::: Listed entries
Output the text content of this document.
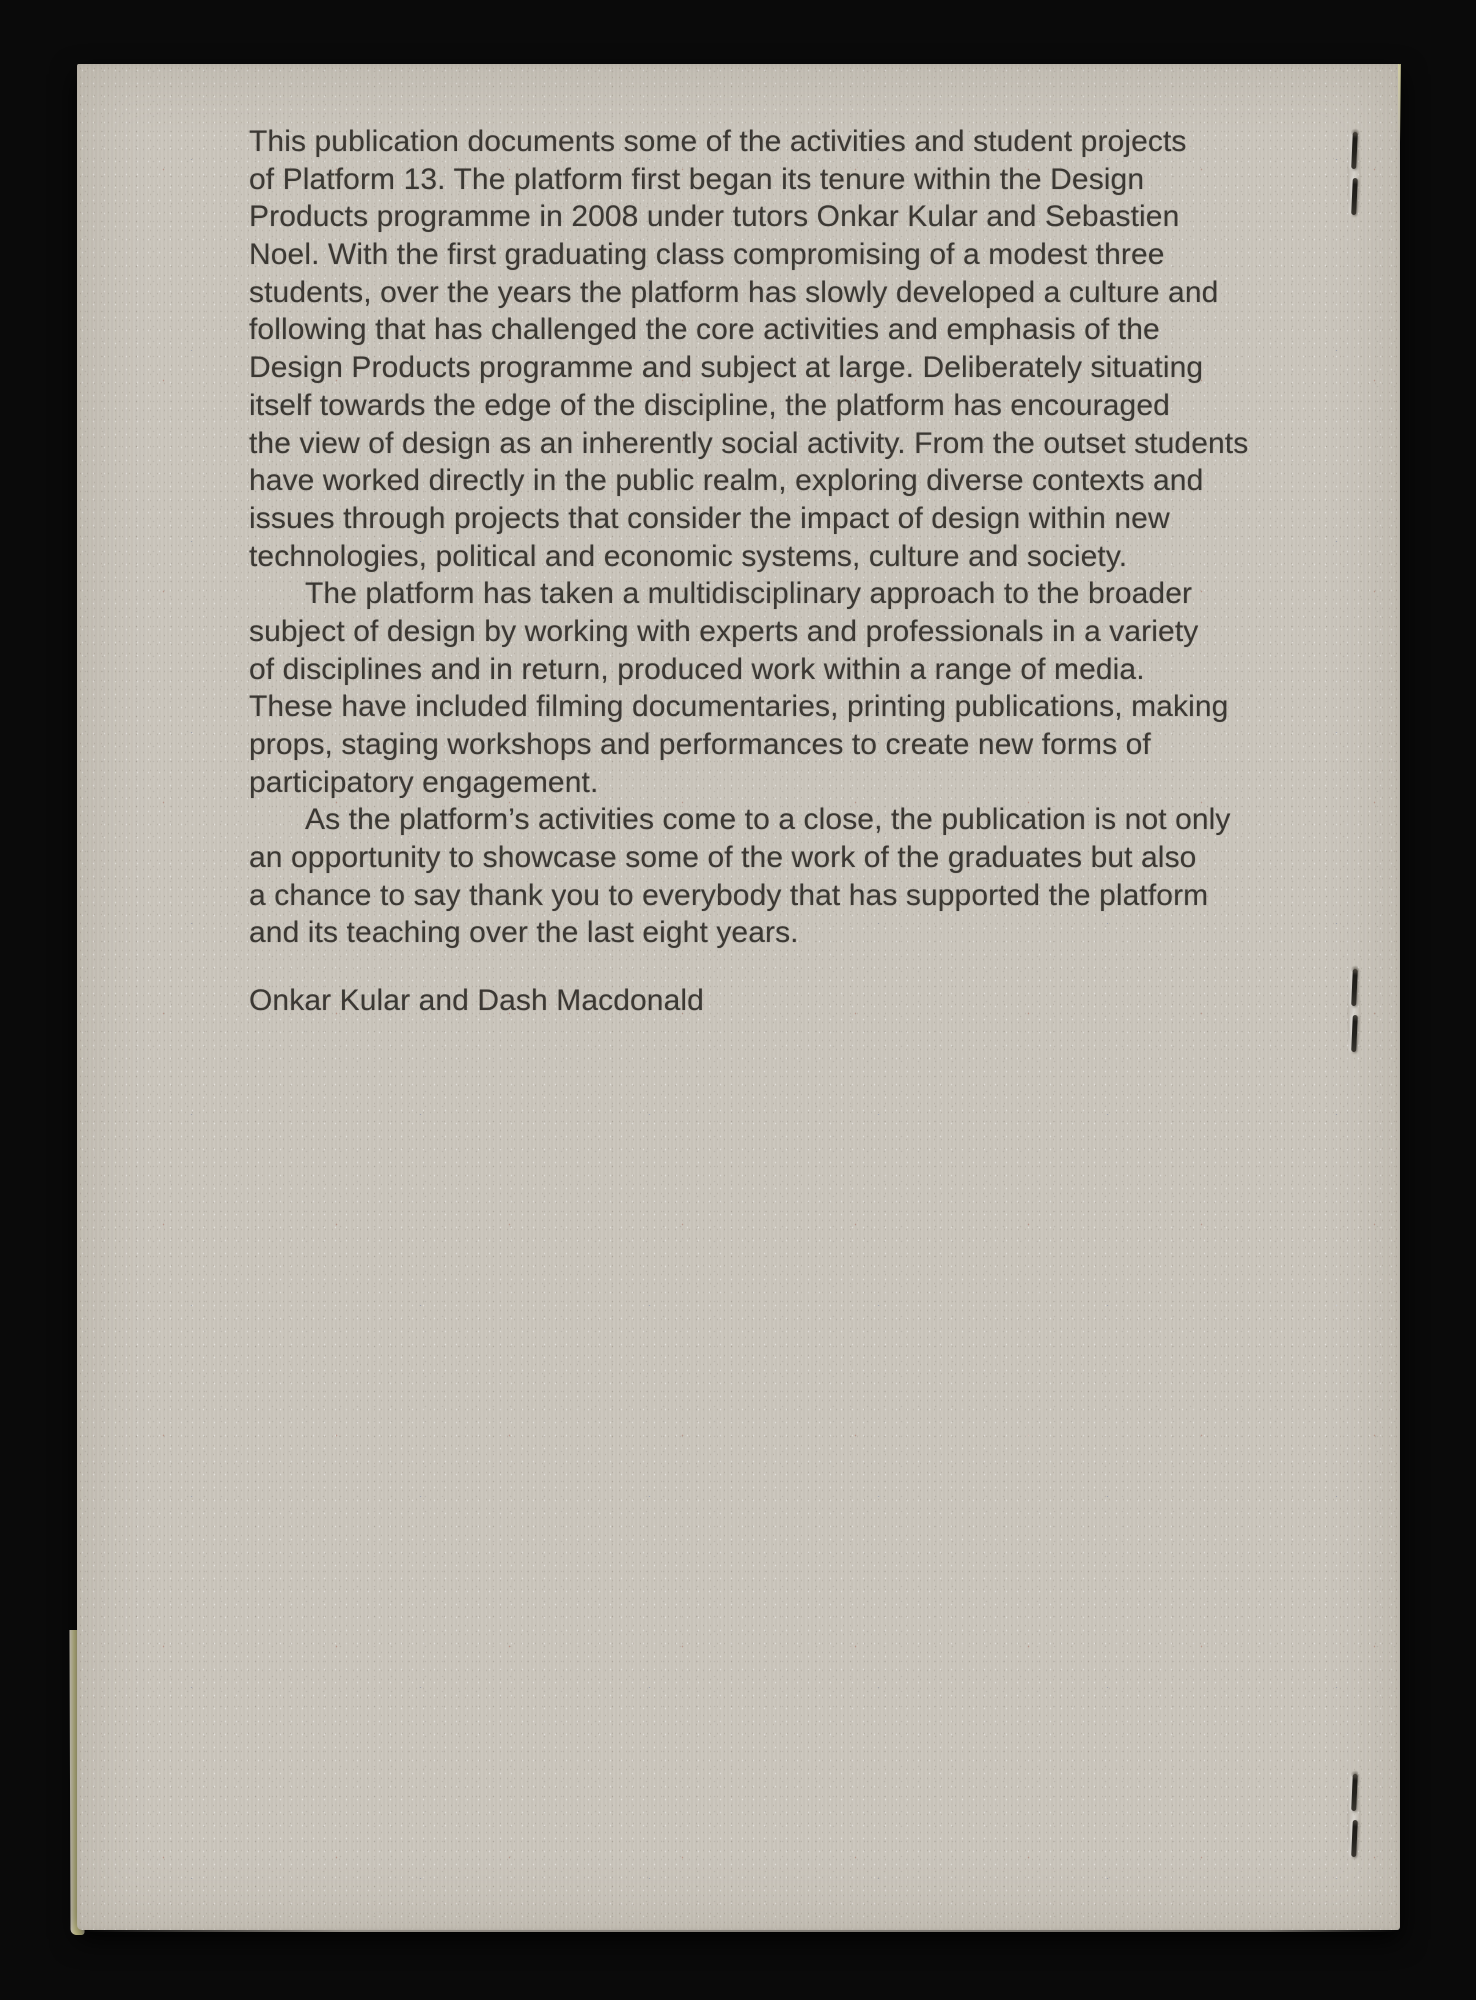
This publication documents some of the activities and student projects
of Platform 13. The platform first began its tenure within the Design
Products programme in 2008 under tutors Onkar Kular and Sebastien
Noel. With the first graduating class compromising of a modest three
students, over the years the platform has slowly developed a culture and
following that has challenged the core activities and emphasis of the
Design Products programme and subject at large. Deliberately situating
itself towards the edge of the discipline, the platform has encouraged
the view of design as an inherently social activity. From the outset students
have worked directly in the public realm, exploring diverse contexts and
issues through projects that consider the impact of design within new
technologies, political and economic systems, culture and society.
The platform has taken a multidisciplinary approach to the broader
subject of design by working with experts and professionals in a variety
of disciplines and in return, produced work within a range of media.
These have included filming documentaries, printing publications, making
props, staging workshops and performances to create new forms of
participatory engagement.
As the platform’s activities come to a close, the publication is not only
an opportunity to showcase some of the work of the graduates but also
a chance to say thank you to everybody that has supported the platform
and its teaching over the last eight years.
Onkar Kular and Dash Macdonald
::::::
To do:
Find all lines with "that" in them and copy each one.

Exercise answer:
following that has challenged the core activities and emphasis of the
issues through projects that consider the impact of design within new
a chance to say thank you to everybody that has supported the platform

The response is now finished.